EXERCISE AIM
Using the listing below, copy every line that mentions "respond".

DATA LISTING
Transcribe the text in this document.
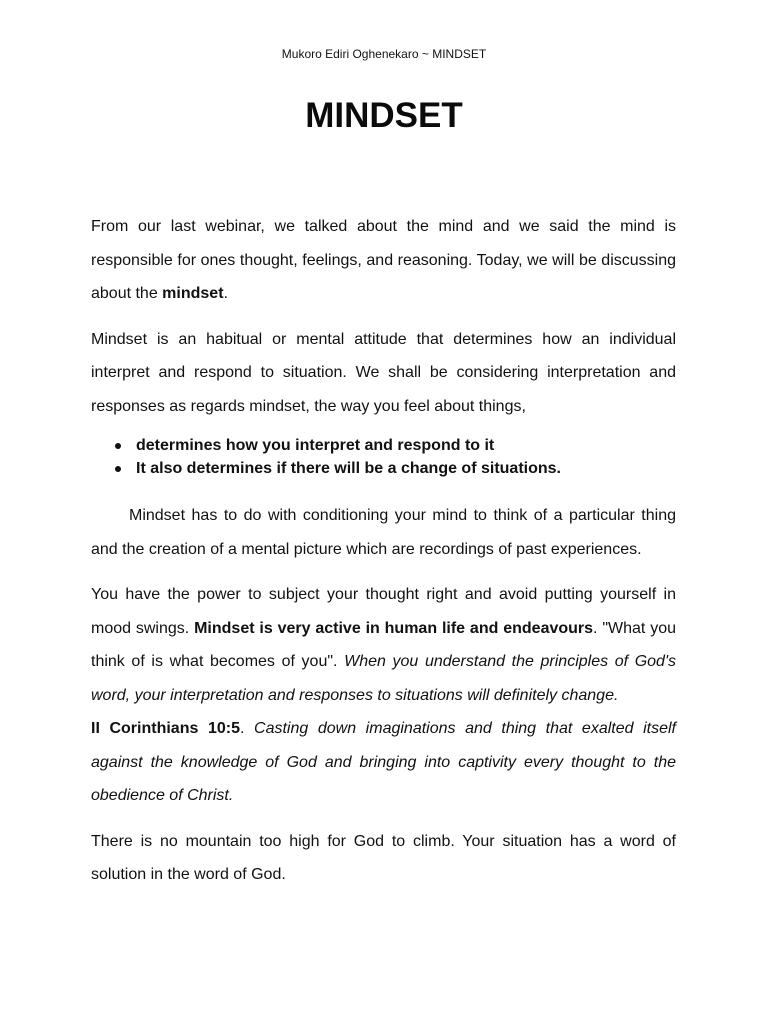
Mukoro Ediri Oghenekaro ~ MINDSET
MINDSET

From our last webinar, we talked about the mind and we said the mind is responsible for ones thought, feelings, and reasoning. Today, we will be discussing about the mindset.

Mindset is an habitual or mental attitude that determines how an individual interpret and respond to situation. We shall be considering interpretation and responses as regards mindset, the way you feel about things,

determines how you interpret and respond to it
It also determines if there will be a change of situations.

Mindset has to do with conditioning your mind to think of a particular thing and the creation of a mental picture which are recordings of past experiences.

You have the power to subject your thought right and avoid putting yourself in mood swings. Mindset is very active in human life and endeavours. "What you think of is what becomes of you". When you understand the principles of God's word, your interpretation and responses to situations will definitely change.

II Corinthians 10:5. Casting down imaginations and thing that exalted itself against the knowledge of God and bringing into captivity every thought to the obedience of Christ.

There is no mountain too high for God to climb. Your situation has a word of solution in the word of God.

RESPONSE TO THIS TASK
Mindset is an habitual or mental attitude that determines how an individual interpret and respond to situation. We shall be considering interpretation and responses as regards mindset, the way you feel about things,
determines how you interpret and respond to it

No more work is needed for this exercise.